- PROBLEM STATEMENT -
Rewrite the stretch of records from the line containing "Patent image size: (676, 1048)." through the line containing "The casing 51 is at (142, 572).", replacing "aluminum" with "steel" and leaving everything else unchanged.
** Begin PROVIDED RECORDS **
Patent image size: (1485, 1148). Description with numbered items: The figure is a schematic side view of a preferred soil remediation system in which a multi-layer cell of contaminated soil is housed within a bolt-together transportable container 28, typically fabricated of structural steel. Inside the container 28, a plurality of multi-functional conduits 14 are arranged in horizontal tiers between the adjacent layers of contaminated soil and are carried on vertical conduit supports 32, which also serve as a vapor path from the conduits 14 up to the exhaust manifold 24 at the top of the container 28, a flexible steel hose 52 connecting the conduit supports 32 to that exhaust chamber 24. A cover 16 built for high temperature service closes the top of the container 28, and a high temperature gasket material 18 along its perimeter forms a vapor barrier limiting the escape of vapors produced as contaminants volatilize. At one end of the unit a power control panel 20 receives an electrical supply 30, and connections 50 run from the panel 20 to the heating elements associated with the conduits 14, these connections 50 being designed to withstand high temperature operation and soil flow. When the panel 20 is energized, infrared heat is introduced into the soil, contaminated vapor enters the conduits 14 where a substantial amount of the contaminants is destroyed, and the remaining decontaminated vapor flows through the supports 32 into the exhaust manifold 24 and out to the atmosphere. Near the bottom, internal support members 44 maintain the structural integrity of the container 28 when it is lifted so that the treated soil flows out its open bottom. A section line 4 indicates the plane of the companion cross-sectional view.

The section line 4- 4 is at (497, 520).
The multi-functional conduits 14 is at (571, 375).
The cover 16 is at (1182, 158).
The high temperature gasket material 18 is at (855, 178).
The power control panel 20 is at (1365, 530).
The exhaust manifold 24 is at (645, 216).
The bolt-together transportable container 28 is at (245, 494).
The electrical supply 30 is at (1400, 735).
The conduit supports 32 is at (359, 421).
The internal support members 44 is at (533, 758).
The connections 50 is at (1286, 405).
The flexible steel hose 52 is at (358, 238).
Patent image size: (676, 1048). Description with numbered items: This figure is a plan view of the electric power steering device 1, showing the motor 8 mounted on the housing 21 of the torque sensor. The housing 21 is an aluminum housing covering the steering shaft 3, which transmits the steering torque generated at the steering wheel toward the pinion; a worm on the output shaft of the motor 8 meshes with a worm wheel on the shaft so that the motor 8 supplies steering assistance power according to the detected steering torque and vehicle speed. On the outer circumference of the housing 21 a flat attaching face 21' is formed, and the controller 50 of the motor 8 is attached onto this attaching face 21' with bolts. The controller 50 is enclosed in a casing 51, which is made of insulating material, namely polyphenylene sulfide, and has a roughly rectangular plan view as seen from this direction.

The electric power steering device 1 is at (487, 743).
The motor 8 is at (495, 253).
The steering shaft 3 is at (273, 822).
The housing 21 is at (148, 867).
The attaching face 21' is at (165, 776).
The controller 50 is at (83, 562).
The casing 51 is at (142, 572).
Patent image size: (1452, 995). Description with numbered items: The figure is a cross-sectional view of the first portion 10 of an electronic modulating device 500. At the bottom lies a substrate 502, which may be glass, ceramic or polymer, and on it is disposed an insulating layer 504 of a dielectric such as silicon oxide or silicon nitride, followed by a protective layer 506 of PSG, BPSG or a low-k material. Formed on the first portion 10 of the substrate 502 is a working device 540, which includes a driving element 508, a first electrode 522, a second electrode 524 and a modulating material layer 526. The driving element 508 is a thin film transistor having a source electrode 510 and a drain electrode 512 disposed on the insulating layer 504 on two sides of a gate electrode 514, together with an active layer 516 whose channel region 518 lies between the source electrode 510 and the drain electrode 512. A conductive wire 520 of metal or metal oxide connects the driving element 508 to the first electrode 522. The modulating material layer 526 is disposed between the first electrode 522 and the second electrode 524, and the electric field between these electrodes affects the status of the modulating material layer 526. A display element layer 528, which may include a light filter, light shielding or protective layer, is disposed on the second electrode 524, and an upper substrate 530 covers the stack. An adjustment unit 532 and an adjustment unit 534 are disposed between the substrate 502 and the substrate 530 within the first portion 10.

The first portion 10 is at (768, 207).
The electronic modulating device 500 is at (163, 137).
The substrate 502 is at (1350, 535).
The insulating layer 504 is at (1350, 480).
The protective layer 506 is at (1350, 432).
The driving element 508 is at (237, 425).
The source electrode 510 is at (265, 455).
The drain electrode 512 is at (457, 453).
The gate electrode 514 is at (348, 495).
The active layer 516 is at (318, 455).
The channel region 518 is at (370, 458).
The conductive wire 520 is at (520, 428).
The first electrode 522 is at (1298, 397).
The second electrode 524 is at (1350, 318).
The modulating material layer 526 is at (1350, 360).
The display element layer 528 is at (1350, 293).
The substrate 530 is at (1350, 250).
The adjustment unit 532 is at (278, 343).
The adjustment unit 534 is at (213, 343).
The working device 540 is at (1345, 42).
** End PROVIDED RECORDS **
- PROBLEM SOLUTION -
Patent image size: (676, 1048). Description with numbered items: This figure is a plan view of the electric power steering device 1, showing the motor 8 mounted on the housing 21 of the torque sensor. The housing 21 is an steel housing covering the steering shaft 3, which transmits the steering torque generated at the steering wheel toward the pinion; a worm on the output shaft of the motor 8 meshes with a worm wheel on the shaft so that the motor 8 supplies steering assistance power according to the detected steering torque and vehicle speed. On the outer circumference of the housing 21 a flat attaching face 21' is formed, and the controller 50 of the motor 8 is attached onto this attaching face 21' with bolts. The controller 50 is enclosed in a casing 51, which is made of insulating material, namely polyphenylene sulfide, and has a roughly rectangular plan view as seen from this direction.

The electric power steering device 1 is at (487, 743).
The motor 8 is at (495, 253).
The steering shaft 3 is at (273, 822).
The housing 21 is at (148, 867).
The attaching face 21' is at (165, 776).
The controller 50 is at (83, 562).
The casing 51 is at (142, 572).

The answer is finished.